BEGIN RAW DATA
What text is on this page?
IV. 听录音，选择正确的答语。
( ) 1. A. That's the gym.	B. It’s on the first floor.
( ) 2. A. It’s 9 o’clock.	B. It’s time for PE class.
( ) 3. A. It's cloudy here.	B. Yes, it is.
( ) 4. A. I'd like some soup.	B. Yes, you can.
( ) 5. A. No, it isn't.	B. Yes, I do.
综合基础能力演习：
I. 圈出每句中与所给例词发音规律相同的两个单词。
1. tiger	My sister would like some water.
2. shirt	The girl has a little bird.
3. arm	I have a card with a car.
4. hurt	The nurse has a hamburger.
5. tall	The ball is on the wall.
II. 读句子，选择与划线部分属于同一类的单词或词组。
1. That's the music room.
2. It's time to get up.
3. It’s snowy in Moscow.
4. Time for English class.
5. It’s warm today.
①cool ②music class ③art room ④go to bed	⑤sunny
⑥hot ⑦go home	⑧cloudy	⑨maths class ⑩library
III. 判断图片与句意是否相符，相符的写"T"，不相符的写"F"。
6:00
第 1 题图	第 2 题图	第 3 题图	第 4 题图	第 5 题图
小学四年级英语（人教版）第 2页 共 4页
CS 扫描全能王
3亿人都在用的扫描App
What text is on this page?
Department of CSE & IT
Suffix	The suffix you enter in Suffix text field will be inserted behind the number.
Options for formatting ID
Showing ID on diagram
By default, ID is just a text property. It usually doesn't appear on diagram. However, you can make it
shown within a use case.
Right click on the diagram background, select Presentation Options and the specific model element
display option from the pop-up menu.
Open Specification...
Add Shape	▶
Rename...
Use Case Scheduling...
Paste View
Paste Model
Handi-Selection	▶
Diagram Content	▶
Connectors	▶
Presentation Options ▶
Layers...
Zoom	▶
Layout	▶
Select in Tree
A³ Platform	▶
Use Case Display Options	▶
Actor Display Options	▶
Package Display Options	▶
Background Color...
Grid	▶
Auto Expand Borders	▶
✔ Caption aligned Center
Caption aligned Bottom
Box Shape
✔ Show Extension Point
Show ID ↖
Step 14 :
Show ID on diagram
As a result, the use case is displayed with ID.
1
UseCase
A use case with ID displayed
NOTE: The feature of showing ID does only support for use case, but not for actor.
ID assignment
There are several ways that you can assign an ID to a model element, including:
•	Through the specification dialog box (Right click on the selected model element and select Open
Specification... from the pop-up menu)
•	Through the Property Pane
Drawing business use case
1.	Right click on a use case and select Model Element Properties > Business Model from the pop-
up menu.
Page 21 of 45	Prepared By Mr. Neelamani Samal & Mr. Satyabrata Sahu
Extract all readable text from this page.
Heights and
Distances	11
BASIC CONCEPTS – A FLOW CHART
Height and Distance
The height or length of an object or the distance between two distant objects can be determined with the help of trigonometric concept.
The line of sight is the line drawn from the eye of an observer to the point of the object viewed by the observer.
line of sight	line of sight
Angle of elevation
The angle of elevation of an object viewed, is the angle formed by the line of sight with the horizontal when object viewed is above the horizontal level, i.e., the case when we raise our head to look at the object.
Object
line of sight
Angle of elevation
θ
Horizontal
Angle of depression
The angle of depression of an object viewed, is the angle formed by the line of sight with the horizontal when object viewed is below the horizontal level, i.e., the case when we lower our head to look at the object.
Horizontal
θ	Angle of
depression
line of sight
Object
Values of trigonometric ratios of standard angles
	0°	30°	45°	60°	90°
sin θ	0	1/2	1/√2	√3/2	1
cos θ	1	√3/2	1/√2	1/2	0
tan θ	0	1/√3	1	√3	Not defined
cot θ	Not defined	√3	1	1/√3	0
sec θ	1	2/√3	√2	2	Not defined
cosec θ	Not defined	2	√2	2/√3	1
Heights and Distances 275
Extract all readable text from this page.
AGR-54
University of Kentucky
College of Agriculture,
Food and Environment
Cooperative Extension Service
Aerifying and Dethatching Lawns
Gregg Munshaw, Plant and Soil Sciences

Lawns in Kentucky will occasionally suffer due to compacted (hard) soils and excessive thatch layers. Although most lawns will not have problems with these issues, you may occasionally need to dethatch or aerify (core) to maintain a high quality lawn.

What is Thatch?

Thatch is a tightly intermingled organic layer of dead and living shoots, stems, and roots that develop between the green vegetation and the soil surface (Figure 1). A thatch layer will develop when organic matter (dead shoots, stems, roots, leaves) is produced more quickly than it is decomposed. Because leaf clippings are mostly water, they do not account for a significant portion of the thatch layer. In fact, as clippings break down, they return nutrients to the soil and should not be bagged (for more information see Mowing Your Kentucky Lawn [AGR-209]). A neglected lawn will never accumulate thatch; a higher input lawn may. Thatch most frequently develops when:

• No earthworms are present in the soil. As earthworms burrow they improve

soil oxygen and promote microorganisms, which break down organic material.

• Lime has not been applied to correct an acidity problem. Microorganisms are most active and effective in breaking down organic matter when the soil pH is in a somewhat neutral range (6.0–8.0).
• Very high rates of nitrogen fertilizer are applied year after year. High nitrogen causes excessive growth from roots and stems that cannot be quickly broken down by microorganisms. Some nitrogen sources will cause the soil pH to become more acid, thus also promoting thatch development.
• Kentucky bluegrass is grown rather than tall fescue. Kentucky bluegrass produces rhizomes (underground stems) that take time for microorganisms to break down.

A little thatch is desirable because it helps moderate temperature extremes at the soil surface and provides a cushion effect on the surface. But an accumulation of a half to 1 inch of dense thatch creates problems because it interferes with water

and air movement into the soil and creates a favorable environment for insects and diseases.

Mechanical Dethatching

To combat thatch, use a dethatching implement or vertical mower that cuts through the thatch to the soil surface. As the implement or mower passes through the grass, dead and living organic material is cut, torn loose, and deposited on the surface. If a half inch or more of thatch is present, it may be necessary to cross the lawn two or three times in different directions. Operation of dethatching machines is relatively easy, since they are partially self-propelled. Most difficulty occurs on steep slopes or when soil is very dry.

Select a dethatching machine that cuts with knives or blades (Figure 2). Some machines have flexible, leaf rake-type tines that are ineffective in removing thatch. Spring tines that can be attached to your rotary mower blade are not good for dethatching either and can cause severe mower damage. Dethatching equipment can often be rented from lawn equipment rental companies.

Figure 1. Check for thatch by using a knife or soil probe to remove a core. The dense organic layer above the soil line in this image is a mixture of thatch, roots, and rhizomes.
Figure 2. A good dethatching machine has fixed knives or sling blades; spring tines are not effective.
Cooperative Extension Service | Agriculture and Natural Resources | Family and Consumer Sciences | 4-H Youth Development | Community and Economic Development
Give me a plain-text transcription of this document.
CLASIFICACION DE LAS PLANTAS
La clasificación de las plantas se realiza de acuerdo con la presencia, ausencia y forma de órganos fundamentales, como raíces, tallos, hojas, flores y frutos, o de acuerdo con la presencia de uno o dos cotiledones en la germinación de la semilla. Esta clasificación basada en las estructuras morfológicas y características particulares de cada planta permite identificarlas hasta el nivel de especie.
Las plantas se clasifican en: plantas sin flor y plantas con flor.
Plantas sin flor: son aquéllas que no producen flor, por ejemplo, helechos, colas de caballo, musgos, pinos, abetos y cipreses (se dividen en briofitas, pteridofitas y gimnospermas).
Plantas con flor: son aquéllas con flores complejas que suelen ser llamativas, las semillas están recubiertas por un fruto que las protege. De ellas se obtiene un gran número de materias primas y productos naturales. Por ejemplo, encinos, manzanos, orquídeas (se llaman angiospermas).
END RAW DATA
■ PROBLEM DETAILS ■
Extract every line from the records above that contains the word "menu".

■ CORRECT RESULT ■
display option from the pop-up menu.
Specification... from the pop-up menu)
up menu.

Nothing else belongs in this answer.